### Task brief
Go through the data below and copy it exactly, skipping every picture.
***** Record list *****
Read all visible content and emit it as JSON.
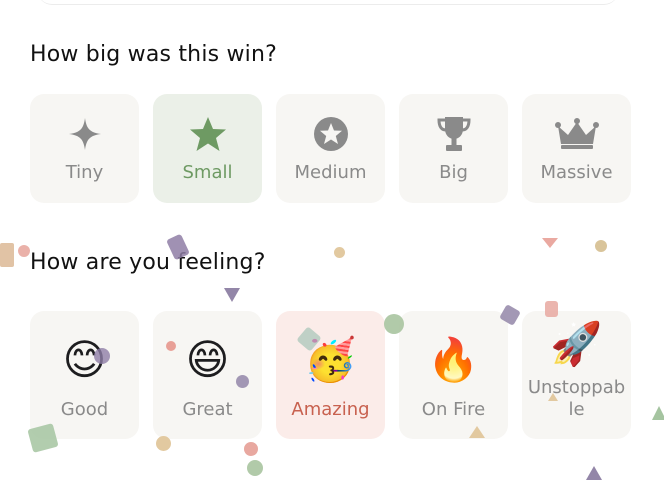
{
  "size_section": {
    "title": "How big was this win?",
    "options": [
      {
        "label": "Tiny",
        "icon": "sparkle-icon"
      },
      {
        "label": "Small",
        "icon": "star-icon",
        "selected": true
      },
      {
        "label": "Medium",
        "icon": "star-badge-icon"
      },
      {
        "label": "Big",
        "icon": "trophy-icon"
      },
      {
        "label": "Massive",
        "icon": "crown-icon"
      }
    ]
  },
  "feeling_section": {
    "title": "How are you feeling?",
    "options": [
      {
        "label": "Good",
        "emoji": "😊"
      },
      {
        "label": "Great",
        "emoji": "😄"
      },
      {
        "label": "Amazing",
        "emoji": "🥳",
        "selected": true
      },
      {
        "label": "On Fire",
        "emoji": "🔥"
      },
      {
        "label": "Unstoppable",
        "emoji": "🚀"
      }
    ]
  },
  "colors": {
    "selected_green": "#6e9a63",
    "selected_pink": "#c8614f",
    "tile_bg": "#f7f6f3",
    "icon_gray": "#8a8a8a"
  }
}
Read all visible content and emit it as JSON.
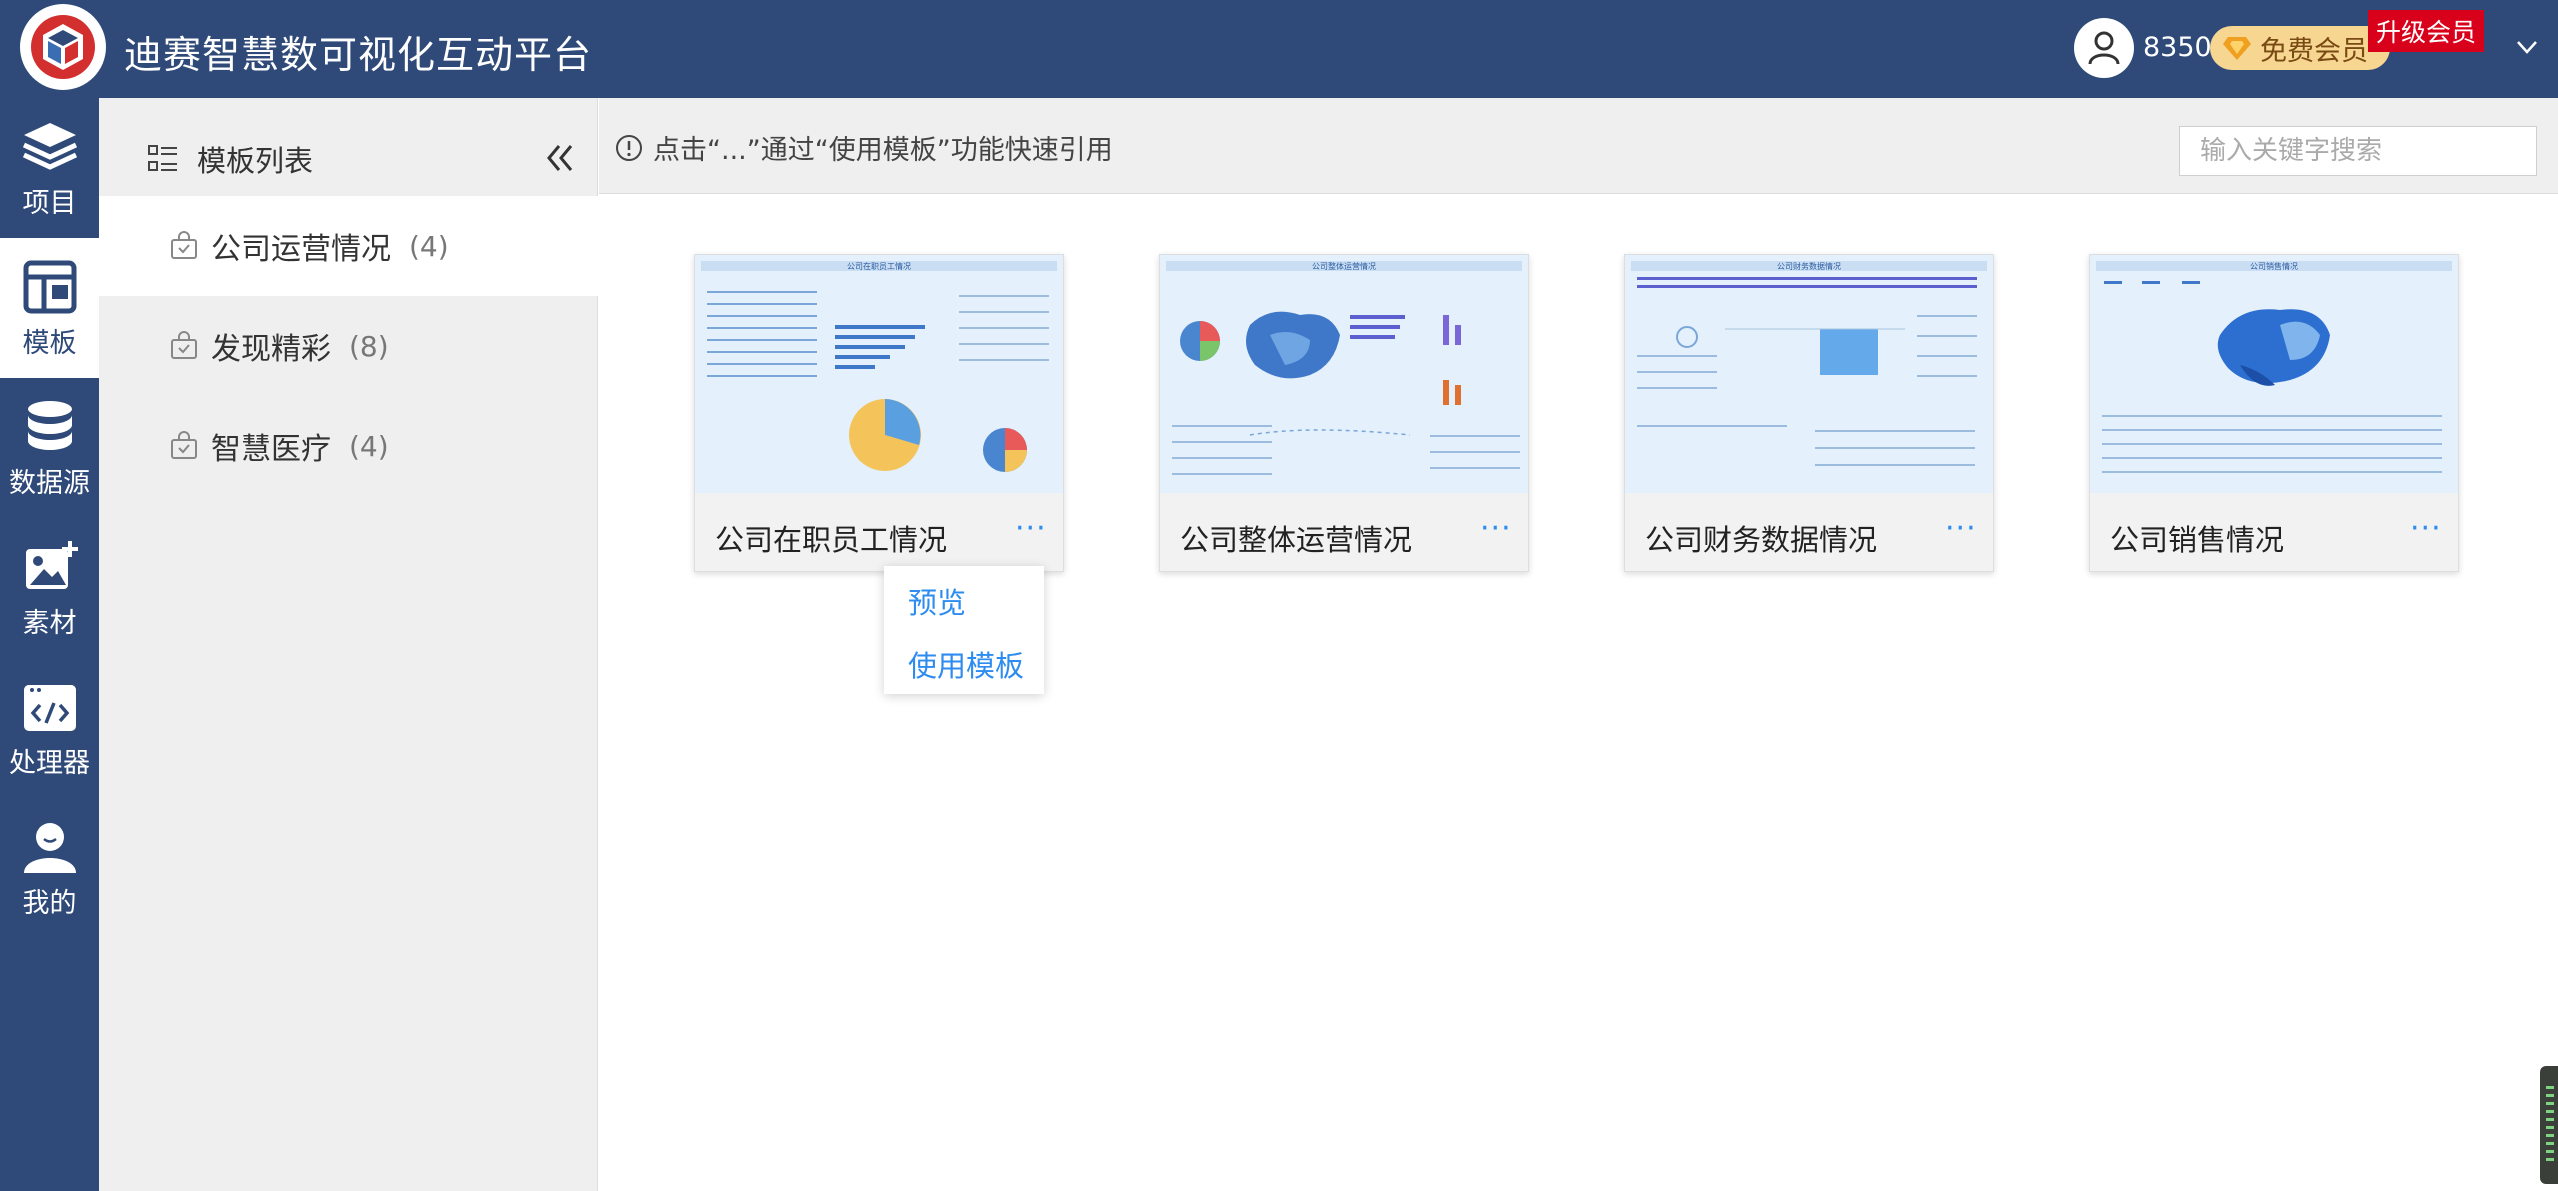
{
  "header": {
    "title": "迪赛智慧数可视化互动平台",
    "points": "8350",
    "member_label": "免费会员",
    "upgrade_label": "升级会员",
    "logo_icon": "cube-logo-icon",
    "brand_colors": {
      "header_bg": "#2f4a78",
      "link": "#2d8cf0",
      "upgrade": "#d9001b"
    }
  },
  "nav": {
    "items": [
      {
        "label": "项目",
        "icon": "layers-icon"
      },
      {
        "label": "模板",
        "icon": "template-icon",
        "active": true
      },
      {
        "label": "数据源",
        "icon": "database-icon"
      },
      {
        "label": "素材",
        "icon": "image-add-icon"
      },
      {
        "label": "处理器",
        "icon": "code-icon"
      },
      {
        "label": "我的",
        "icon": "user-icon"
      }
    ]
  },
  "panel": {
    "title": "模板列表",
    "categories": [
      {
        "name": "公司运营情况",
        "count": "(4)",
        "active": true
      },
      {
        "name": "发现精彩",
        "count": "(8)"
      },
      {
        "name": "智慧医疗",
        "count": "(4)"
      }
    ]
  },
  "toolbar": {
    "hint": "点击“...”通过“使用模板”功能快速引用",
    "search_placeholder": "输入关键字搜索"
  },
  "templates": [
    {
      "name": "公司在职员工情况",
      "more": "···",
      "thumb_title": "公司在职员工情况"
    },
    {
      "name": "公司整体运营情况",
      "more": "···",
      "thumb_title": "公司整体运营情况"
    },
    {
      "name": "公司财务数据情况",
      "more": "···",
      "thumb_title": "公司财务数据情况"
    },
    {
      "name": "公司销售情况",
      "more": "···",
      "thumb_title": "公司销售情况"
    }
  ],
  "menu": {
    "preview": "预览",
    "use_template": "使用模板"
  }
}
*****
### Expected answer
Read all visible content and emit it as JSON.
{
  "size_section": {
    "title": "How big was this win?",
    "options": [
      {
        "label": "Tiny",
        "icon": "sparkle-icon"
      },
      {
        "label": "Small",
        "icon": "star-icon",
        "selected": true
      },
      {
        "label": "Medium",
        "icon": "star-badge-icon"
      },
      {
        "label": "Big",
        "icon": "trophy-icon"
      },
      {
        "label": "Massive",
        "icon": "crown-icon"
      }
    ]
  },
  "feeling_section": {
    "title": "How are you feeling?",
    "options": [
      {
        "label": "Good",
        "emoji": "😊"
      },
      {
        "label": "Great",
        "emoji": "😄"
      },
      {
        "label": "Amazing",
        "emoji": "🥳",
        "selected": true
      },
      {
        "label": "On Fire",
        "emoji": "🔥"
      },
      {
        "label": "Unstoppable",
        "emoji": "🚀"
      }
    ]
  },
  "colors": {
    "selected_green": "#6e9a63",
    "selected_pink": "#c8614f",
    "tile_bg": "#f7f6f3",
    "icon_gray": "#8a8a8a"
  }
}
Read all visible content and emit it as JSON.
{
  "header": {
    "title": "迪赛智慧数可视化互动平台",
    "points": "8350",
    "member_label": "免费会员",
    "upgrade_label": "升级会员",
    "logo_icon": "cube-logo-icon",
    "brand_colors": {
      "header_bg": "#2f4a78",
      "link": "#2d8cf0",
      "upgrade": "#d9001b"
    }
  },
  "nav": {
    "items": [
      {
        "label": "项目",
        "icon": "layers-icon"
      },
      {
        "label": "模板",
        "icon": "template-icon",
        "active": true
      },
      {
        "label": "数据源",
        "icon": "database-icon"
      },
      {
        "label": "素材",
        "icon": "image-add-icon"
      },
      {
        "label": "处理器",
        "icon": "code-icon"
      },
      {
        "label": "我的",
        "icon": "user-icon"
      }
    ]
  },
  "panel": {
    "title": "模板列表",
    "categories": [
      {
        "name": "公司运营情况",
        "count": "(4)",
        "active": true
      },
      {
        "name": "发现精彩",
        "count": "(8)"
      },
      {
        "name": "智慧医疗",
        "count": "(4)"
      }
    ]
  },
  "toolbar": {
    "hint": "点击“...”通过“使用模板”功能快速引用",
    "search_placeholder": "输入关键字搜索"
  },
  "templates": [
    {
      "name": "公司在职员工情况",
      "more": "···",
      "thumb_title": "公司在职员工情况"
    },
    {
      "name": "公司整体运营情况",
      "more": "···",
      "thumb_title": "公司整体运营情况"
    },
    {
      "name": "公司财务数据情况",
      "more": "···",
      "thumb_title": "公司财务数据情况"
    },
    {
      "name": "公司销售情况",
      "more": "···",
      "thumb_title": "公司销售情况"
    }
  ],
  "menu": {
    "preview": "预览",
    "use_template": "使用模板"
  }
}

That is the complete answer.